### [DATA PROVIDED]

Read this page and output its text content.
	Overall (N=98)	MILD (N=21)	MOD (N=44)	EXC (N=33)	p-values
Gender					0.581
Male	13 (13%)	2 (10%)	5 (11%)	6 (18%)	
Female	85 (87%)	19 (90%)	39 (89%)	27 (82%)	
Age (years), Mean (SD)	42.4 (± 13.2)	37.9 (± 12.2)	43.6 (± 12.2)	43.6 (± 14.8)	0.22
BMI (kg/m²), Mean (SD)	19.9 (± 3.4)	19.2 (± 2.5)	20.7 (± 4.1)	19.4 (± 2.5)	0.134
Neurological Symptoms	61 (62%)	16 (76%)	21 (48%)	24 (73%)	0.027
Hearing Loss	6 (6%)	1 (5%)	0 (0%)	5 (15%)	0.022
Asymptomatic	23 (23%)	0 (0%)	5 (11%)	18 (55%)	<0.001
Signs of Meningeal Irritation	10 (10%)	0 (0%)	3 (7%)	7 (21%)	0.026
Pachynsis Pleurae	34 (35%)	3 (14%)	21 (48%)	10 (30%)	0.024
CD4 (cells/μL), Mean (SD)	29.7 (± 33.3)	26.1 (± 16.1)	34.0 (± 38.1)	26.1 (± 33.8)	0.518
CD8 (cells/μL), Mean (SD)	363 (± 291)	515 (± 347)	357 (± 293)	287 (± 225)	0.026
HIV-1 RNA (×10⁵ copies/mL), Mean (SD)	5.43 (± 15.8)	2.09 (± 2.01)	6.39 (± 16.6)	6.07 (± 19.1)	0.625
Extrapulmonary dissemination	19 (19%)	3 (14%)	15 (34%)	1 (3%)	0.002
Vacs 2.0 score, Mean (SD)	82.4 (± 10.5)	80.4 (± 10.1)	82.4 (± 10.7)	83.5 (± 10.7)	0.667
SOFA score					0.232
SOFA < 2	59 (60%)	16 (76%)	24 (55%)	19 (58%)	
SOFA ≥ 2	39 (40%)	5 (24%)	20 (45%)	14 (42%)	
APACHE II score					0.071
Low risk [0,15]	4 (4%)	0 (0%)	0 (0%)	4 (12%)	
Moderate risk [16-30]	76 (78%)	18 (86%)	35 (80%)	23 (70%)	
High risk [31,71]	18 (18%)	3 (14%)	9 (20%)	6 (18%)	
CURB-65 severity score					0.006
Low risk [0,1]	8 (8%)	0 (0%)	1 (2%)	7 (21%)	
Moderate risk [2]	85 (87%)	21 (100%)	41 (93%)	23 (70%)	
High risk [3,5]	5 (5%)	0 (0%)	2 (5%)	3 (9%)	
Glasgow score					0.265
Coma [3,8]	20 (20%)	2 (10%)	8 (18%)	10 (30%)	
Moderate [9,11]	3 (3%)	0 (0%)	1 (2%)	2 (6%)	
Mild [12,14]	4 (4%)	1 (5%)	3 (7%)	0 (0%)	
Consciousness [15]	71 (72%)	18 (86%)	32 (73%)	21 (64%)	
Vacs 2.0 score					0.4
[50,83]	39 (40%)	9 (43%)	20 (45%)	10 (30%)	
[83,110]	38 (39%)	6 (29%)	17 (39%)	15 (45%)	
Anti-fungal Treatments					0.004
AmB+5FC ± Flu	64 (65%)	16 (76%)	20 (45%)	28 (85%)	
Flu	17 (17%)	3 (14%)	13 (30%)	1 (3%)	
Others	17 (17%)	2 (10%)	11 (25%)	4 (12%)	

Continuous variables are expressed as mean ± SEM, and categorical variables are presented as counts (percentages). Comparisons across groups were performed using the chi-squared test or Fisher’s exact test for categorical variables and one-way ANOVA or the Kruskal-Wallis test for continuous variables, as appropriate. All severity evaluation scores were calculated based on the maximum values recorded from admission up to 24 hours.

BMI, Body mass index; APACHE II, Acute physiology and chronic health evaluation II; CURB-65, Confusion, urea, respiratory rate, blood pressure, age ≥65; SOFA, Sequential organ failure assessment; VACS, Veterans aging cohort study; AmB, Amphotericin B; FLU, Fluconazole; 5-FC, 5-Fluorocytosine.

### [EXERCISE GOAL]
Transcribe all of the lines in the records precisely.

### [OUTPUT OF THE TASK]
Read this page and output its text content.
	Overall (N=98)	MILD (N=21)	MOD (N=44)	EXC (N=33)	p-values
Gender					0.581
Male	13 (13%)	2 (10%)	5 (11%)	6 (18%)	
Female	85 (87%)	19 (90%)	39 (89%)	27 (82%)	
Age (years), Mean (SD)	42.4 (± 13.2)	37.9 (± 12.2)	43.6 (± 12.2)	43.6 (± 14.8)	0.22
BMI (kg/m²), Mean (SD)	19.9 (± 3.4)	19.2 (± 2.5)	20.7 (± 4.1)	19.4 (± 2.5)	0.134
Neurological Symptoms	61 (62%)	16 (76%)	21 (48%)	24 (73%)	0.027
Hearing Loss	6 (6%)	1 (5%)	0 (0%)	5 (15%)	0.022
Asymptomatic	23 (23%)	0 (0%)	5 (11%)	18 (55%)	<0.001
Signs of Meningeal Irritation	10 (10%)	0 (0%)	3 (7%)	7 (21%)	0.026
Pachynsis Pleurae	34 (35%)	3 (14%)	21 (48%)	10 (30%)	0.024
CD4 (cells/μL), Mean (SD)	29.7 (± 33.3)	26.1 (± 16.1)	34.0 (± 38.1)	26.1 (± 33.8)	0.518
CD8 (cells/μL), Mean (SD)	363 (± 291)	515 (± 347)	357 (± 293)	287 (± 225)	0.026
HIV-1 RNA (×10⁵ copies/mL), Mean (SD)	5.43 (± 15.8)	2.09 (± 2.01)	6.39 (± 16.6)	6.07 (± 19.1)	0.625
Extrapulmonary dissemination	19 (19%)	3 (14%)	15 (34%)	1 (3%)	0.002
Vacs 2.0 score, Mean (SD)	82.4 (± 10.5)	80.4 (± 10.1)	82.4 (± 10.7)	83.5 (± 10.7)	0.667
SOFA score					0.232
SOFA < 2	59 (60%)	16 (76%)	24 (55%)	19 (58%)	
SOFA ≥ 2	39 (40%)	5 (24%)	20 (45%)	14 (42%)	
APACHE II score					0.071
Low risk [0,15]	4 (4%)	0 (0%)	0 (0%)	4 (12%)	
Moderate risk [16-30]	76 (78%)	18 (86%)	35 (80%)	23 (70%)	
High risk [31,71]	18 (18%)	3 (14%)	9 (20%)	6 (18%)	
CURB-65 severity score					0.006
Low risk [0,1]	8 (8%)	0 (0%)	1 (2%)	7 (21%)	
Moderate risk [2]	85 (87%)	21 (100%)	41 (93%)	23 (70%)	
High risk [3,5]	5 (5%)	0 (0%)	2 (5%)	3 (9%)	
Glasgow score					0.265
Coma [3,8]	20 (20%)	2 (10%)	8 (18%)	10 (30%)	
Moderate [9,11]	3 (3%)	0 (0%)	1 (2%)	2 (6%)	
Mild [12,14]	4 (4%)	1 (5%)	3 (7%)	0 (0%)	
Consciousness [15]	71 (72%)	18 (86%)	32 (73%)	21 (64%)	
Vacs 2.0 score					0.4
[50,83]	39 (40%)	9 (43%)	20 (45%)	10 (30%)	
[83,110]	38 (39%)	6 (29%)	17 (39%)	15 (45%)	
Anti-fungal Treatments					0.004
AmB+5FC ± Flu	64 (65%)	16 (76%)	20 (45%)	28 (85%)	
Flu	17 (17%)	3 (14%)	13 (30%)	1 (3%)	
Others	17 (17%)	2 (10%)	11 (25%)	4 (12%)	

Continuous variables are expressed as mean ± SEM, and categorical variables are presented as counts (percentages). Comparisons across groups were performed using the chi-squared test or Fisher’s exact test for categorical variables and one-way ANOVA or the Kruskal-Wallis test for continuous variables, as appropriate. All severity evaluation scores were calculated based on the maximum values recorded from admission up to 24 hours.

BMI, Body mass index; APACHE II, Acute physiology and chronic health evaluation II; CURB-65, Confusion, urea, respiratory rate, blood pressure, age ≥65; SOFA, Sequential organ failure assessment; VACS, Veterans aging cohort study; AmB, Amphotericin B; FLU, Fluconazole; 5-FC, 5-Fluorocytosine.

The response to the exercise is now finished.